Copy out the entries in full and with complete accuracy; pictures are excluded.

Dataset records:
--

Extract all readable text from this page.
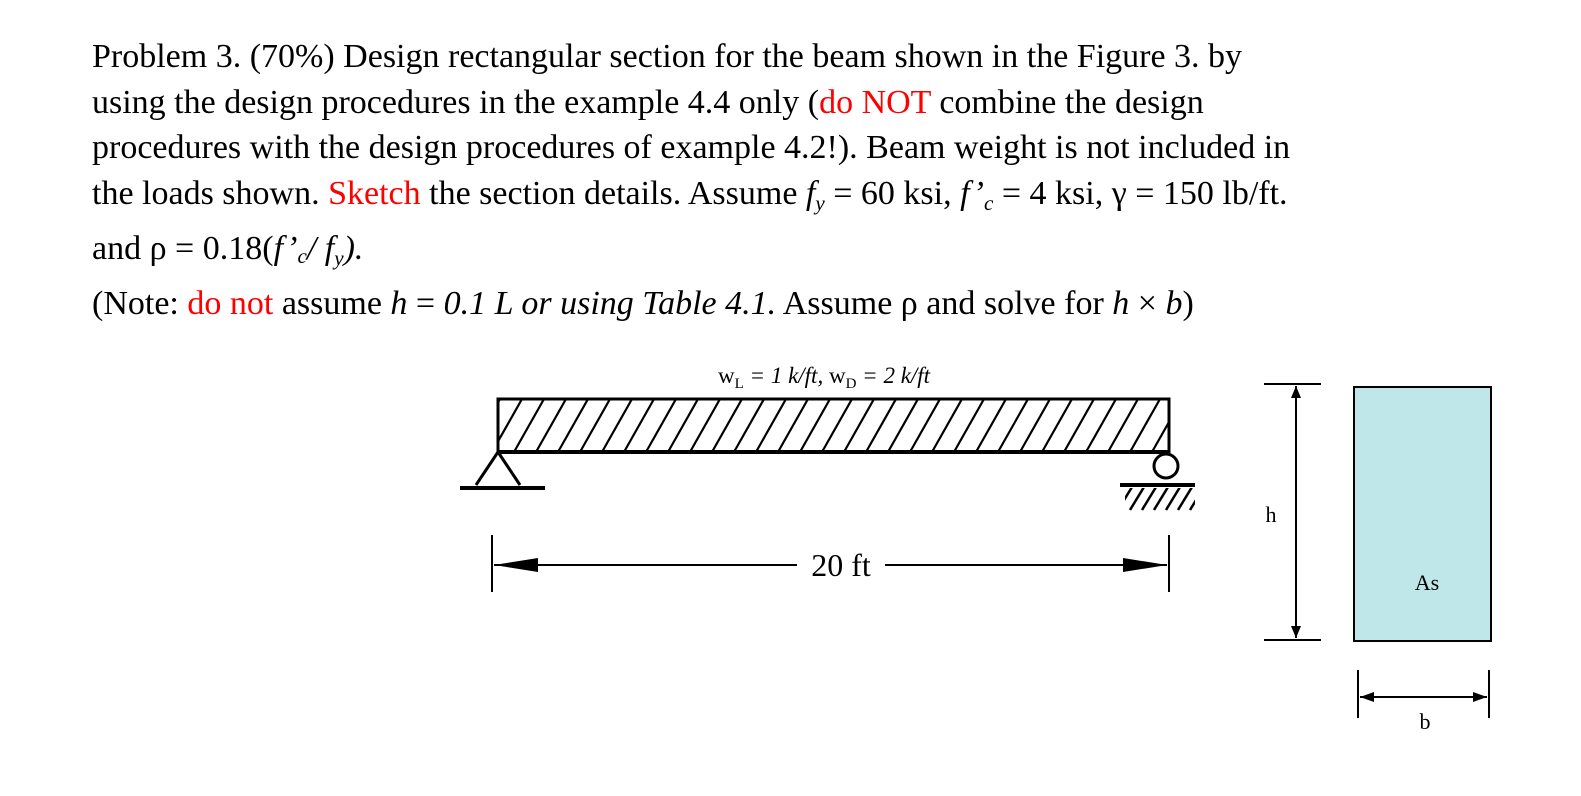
Problem 3. (70%) Design rectangular section for the beam shown in the Figure 3. by
using the design procedures in the example 4.4 only (do NOT combine the design
procedures with the design procedures of example 4.2!). Beam weight is not included in
the loads shown. Sketch the section details. Assume $f_y = 60$ ksi, $f’_c = 4$ ksi, γ = 150 lb/ft.
and ρ = 0.18(f’c/ $f_y$).
(Note: do not assume h = 0.1 L or using Table 4.1. Assume ρ and solve for h × b)
$w_L = 1$ k/ft, $w_D = 2$ k/ft
20 ft
h
As
b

--

Solution:
Extract all readable text from this page.
Problem 3. (70%) Design rectangular section for the beam shown in the Figure 3. by
using the design procedures in the example 4.4 only (do NOT combine the design
procedures with the design procedures of example 4.2!). Beam weight is not included in
the loads shown. Sketch the section details. Assume $f_y = 60$ ksi, $f’_c = 4$ ksi, γ = 150 lb/ft.
and ρ = 0.18(f’c/ $f_y$).
(Note: do not assume h = 0.1 L or using Table 4.1. Assume ρ and solve for h × b)
$w_L = 1$ k/ft, $w_D = 2$ k/ft
20 ft
h
As
b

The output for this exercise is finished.